- _Written instruction_: Your task is to write out the complete listing exactly as it is shown.
— BEGIN Input records —
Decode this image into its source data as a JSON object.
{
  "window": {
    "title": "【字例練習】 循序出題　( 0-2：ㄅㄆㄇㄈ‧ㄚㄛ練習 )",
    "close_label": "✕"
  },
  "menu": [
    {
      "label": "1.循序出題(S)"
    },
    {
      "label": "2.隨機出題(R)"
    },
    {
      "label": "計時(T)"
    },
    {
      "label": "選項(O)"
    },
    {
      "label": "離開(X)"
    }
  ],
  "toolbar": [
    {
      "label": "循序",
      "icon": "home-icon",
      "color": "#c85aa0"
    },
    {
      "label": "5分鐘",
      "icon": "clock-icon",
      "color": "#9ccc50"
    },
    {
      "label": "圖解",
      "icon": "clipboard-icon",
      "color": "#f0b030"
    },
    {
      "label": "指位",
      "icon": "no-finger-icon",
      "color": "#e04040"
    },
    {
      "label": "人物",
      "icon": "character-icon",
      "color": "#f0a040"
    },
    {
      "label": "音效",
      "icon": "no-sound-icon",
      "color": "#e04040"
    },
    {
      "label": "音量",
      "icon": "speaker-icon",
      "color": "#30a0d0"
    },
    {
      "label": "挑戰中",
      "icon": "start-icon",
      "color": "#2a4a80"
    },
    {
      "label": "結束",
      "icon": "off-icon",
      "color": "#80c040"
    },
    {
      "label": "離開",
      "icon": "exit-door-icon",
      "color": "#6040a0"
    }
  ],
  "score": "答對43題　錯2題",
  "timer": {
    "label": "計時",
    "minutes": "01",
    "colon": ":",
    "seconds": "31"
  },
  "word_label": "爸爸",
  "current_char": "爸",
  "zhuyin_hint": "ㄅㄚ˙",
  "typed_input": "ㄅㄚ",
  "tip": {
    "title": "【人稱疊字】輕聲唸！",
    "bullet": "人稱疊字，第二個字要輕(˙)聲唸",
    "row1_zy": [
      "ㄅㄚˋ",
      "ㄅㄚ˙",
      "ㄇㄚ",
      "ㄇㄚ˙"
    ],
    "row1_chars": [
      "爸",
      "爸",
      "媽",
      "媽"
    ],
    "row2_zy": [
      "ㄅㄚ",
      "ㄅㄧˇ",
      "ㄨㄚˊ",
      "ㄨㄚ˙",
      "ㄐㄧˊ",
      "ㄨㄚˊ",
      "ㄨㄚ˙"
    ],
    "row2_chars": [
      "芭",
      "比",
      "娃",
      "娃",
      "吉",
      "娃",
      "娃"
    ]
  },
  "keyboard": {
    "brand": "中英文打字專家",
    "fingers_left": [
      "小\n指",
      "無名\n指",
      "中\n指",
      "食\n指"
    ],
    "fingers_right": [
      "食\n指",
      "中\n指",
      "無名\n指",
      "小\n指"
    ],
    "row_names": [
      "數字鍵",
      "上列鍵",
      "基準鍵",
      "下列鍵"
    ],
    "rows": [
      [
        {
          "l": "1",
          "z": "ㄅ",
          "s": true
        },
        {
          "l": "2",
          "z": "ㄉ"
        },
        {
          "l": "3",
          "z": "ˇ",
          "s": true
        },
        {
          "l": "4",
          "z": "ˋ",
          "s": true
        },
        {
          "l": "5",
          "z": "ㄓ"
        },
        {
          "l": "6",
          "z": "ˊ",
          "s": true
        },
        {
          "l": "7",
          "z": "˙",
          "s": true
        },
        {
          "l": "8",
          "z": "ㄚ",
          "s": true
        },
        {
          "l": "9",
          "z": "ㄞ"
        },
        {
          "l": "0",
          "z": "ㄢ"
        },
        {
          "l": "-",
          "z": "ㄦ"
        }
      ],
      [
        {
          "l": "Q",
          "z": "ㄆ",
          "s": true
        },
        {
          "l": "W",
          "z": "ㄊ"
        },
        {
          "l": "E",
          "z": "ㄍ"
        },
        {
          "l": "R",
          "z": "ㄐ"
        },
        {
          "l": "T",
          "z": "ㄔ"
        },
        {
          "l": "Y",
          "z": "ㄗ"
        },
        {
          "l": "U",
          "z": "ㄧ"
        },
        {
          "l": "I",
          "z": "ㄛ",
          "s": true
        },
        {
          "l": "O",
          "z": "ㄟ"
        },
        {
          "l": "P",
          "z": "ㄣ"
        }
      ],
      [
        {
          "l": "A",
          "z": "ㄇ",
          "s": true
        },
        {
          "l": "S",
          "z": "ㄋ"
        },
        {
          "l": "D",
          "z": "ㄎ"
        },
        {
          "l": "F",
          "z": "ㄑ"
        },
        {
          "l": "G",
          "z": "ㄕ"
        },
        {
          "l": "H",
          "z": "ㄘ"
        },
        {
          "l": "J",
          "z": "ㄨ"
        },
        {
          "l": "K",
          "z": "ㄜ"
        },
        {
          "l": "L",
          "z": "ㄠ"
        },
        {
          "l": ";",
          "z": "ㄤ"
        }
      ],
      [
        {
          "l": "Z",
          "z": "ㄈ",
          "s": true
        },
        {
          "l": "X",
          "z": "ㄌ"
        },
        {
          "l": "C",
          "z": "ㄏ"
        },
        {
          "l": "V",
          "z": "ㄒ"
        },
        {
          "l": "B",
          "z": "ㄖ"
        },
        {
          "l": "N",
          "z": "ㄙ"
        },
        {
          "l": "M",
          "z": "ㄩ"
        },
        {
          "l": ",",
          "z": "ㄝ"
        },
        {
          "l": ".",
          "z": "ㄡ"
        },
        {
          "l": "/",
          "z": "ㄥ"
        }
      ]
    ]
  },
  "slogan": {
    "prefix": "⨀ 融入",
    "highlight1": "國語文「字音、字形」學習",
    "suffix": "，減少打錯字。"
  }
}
— END Input records —
- _Task output_:
Decode this image into its source data as a JSON object.
{
  "window": {
    "title": "【字例練習】 循序出題　( 0-2：ㄅㄆㄇㄈ‧ㄚㄛ練習 )",
    "close_label": "✕"
  },
  "menu": [
    {
      "label": "1.循序出題(S)"
    },
    {
      "label": "2.隨機出題(R)"
    },
    {
      "label": "計時(T)"
    },
    {
      "label": "選項(O)"
    },
    {
      "label": "離開(X)"
    }
  ],
  "toolbar": [
    {
      "label": "循序",
      "icon": "home-icon",
      "color": "#c85aa0"
    },
    {
      "label": "5分鐘",
      "icon": "clock-icon",
      "color": "#9ccc50"
    },
    {
      "label": "圖解",
      "icon": "clipboard-icon",
      "color": "#f0b030"
    },
    {
      "label": "指位",
      "icon": "no-finger-icon",
      "color": "#e04040"
    },
    {
      "label": "人物",
      "icon": "character-icon",
      "color": "#f0a040"
    },
    {
      "label": "音效",
      "icon": "no-sound-icon",
      "color": "#e04040"
    },
    {
      "label": "音量",
      "icon": "speaker-icon",
      "color": "#30a0d0"
    },
    {
      "label": "挑戰中",
      "icon": "start-icon",
      "color": "#2a4a80"
    },
    {
      "label": "結束",
      "icon": "off-icon",
      "color": "#80c040"
    },
    {
      "label": "離開",
      "icon": "exit-door-icon",
      "color": "#6040a0"
    }
  ],
  "score": "答對43題　錯2題",
  "timer": {
    "label": "計時",
    "minutes": "01",
    "colon": ":",
    "seconds": "31"
  },
  "word_label": "爸爸",
  "current_char": "爸",
  "zhuyin_hint": "ㄅㄚ˙",
  "typed_input": "ㄅㄚ",
  "tip": {
    "title": "【人稱疊字】輕聲唸！",
    "bullet": "人稱疊字，第二個字要輕(˙)聲唸",
    "row1_zy": [
      "ㄅㄚˋ",
      "ㄅㄚ˙",
      "ㄇㄚ",
      "ㄇㄚ˙"
    ],
    "row1_chars": [
      "爸",
      "爸",
      "媽",
      "媽"
    ],
    "row2_zy": [
      "ㄅㄚ",
      "ㄅㄧˇ",
      "ㄨㄚˊ",
      "ㄨㄚ˙",
      "ㄐㄧˊ",
      "ㄨㄚˊ",
      "ㄨㄚ˙"
    ],
    "row2_chars": [
      "芭",
      "比",
      "娃",
      "娃",
      "吉",
      "娃",
      "娃"
    ]
  },
  "keyboard": {
    "brand": "中英文打字專家",
    "fingers_left": [
      "小\n指",
      "無名\n指",
      "中\n指",
      "食\n指"
    ],
    "fingers_right": [
      "食\n指",
      "中\n指",
      "無名\n指",
      "小\n指"
    ],
    "row_names": [
      "數字鍵",
      "上列鍵",
      "基準鍵",
      "下列鍵"
    ],
    "rows": [
      [
        {
          "l": "1",
          "z": "ㄅ",
          "s": true
        },
        {
          "l": "2",
          "z": "ㄉ"
        },
        {
          "l": "3",
          "z": "ˇ",
          "s": true
        },
        {
          "l": "4",
          "z": "ˋ",
          "s": true
        },
        {
          "l": "5",
          "z": "ㄓ"
        },
        {
          "l": "6",
          "z": "ˊ",
          "s": true
        },
        {
          "l": "7",
          "z": "˙",
          "s": true
        },
        {
          "l": "8",
          "z": "ㄚ",
          "s": true
        },
        {
          "l": "9",
          "z": "ㄞ"
        },
        {
          "l": "0",
          "z": "ㄢ"
        },
        {
          "l": "-",
          "z": "ㄦ"
        }
      ],
      [
        {
          "l": "Q",
          "z": "ㄆ",
          "s": true
        },
        {
          "l": "W",
          "z": "ㄊ"
        },
        {
          "l": "E",
          "z": "ㄍ"
        },
        {
          "l": "R",
          "z": "ㄐ"
        },
        {
          "l": "T",
          "z": "ㄔ"
        },
        {
          "l": "Y",
          "z": "ㄗ"
        },
        {
          "l": "U",
          "z": "ㄧ"
        },
        {
          "l": "I",
          "z": "ㄛ",
          "s": true
        },
        {
          "l": "O",
          "z": "ㄟ"
        },
        {
          "l": "P",
          "z": "ㄣ"
        }
      ],
      [
        {
          "l": "A",
          "z": "ㄇ",
          "s": true
        },
        {
          "l": "S",
          "z": "ㄋ"
        },
        {
          "l": "D",
          "z": "ㄎ"
        },
        {
          "l": "F",
          "z": "ㄑ"
        },
        {
          "l": "G",
          "z": "ㄕ"
        },
        {
          "l": "H",
          "z": "ㄘ"
        },
        {
          "l": "J",
          "z": "ㄨ"
        },
        {
          "l": "K",
          "z": "ㄜ"
        },
        {
          "l": "L",
          "z": "ㄠ"
        },
        {
          "l": ";",
          "z": "ㄤ"
        }
      ],
      [
        {
          "l": "Z",
          "z": "ㄈ",
          "s": true
        },
        {
          "l": "X",
          "z": "ㄌ"
        },
        {
          "l": "C",
          "z": "ㄏ"
        },
        {
          "l": "V",
          "z": "ㄒ"
        },
        {
          "l": "B",
          "z": "ㄖ"
        },
        {
          "l": "N",
          "z": "ㄙ"
        },
        {
          "l": "M",
          "z": "ㄩ"
        },
        {
          "l": ",",
          "z": "ㄝ"
        },
        {
          "l": ".",
          "z": "ㄡ"
        },
        {
          "l": "/",
          "z": "ㄥ"
        }
      ]
    ]
  },
  "slogan": {
    "prefix": "⨀ 融入",
    "highlight1": "國語文「字音、字形」學習",
    "suffix": "，減少打錯字。"
  }
}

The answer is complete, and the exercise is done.